-- Information given follows --
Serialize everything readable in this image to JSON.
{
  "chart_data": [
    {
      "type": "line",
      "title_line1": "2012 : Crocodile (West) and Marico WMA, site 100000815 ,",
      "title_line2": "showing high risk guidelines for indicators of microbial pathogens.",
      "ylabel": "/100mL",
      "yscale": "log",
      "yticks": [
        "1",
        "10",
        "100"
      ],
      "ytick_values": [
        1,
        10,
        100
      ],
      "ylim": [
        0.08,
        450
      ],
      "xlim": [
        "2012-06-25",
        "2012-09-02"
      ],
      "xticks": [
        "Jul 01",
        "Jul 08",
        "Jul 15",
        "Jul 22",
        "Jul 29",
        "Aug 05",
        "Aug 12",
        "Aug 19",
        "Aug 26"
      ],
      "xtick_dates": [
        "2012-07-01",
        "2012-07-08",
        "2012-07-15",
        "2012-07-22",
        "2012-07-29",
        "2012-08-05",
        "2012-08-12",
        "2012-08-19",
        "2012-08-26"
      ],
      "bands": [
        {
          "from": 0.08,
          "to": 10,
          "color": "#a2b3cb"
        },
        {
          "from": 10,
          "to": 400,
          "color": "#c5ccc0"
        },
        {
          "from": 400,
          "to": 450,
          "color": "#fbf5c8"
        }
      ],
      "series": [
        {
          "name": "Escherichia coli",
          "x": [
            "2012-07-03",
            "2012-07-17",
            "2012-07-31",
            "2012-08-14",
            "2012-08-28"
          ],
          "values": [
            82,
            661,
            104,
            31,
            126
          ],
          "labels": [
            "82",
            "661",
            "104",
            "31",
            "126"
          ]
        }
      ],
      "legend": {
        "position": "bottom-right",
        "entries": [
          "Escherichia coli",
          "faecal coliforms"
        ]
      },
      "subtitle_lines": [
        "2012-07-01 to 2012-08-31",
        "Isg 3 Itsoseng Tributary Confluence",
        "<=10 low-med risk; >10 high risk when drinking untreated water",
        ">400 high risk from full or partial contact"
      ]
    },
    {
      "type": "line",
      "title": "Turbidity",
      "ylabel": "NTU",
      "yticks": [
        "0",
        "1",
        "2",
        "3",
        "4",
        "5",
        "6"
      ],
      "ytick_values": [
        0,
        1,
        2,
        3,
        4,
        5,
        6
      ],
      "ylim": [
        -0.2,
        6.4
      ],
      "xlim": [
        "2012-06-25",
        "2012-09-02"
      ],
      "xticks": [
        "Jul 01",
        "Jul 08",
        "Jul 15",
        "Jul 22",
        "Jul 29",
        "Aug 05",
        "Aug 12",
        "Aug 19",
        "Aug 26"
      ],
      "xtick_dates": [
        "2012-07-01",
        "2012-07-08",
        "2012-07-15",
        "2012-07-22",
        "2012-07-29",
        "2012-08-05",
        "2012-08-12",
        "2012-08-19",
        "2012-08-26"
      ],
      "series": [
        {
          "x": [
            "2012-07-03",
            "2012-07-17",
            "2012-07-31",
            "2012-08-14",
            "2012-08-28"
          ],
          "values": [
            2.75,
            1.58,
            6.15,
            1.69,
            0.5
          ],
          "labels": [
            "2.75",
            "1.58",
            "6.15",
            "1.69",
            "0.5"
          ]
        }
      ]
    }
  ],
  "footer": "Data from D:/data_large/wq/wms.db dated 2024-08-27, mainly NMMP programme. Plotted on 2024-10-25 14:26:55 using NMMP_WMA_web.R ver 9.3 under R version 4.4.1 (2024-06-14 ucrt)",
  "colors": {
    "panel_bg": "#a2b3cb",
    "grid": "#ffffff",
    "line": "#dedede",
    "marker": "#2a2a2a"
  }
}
-- Information given concluded --
Copy each line of the entries that includes the word "from".

          "from": 0.08,
          "from": 10,
          "from": 400,
        ">400 high risk from full or partial contact"
  "footer": "Data from D:/data_large/wq/wms.db dated 2024-08-27, mainly NMMP programme. Plotted on 2024-10-25 14:26:55 using NMMP_WMA_web.R ver 9.3 under R version 4.4.1 (2024-06-14 ucrt)",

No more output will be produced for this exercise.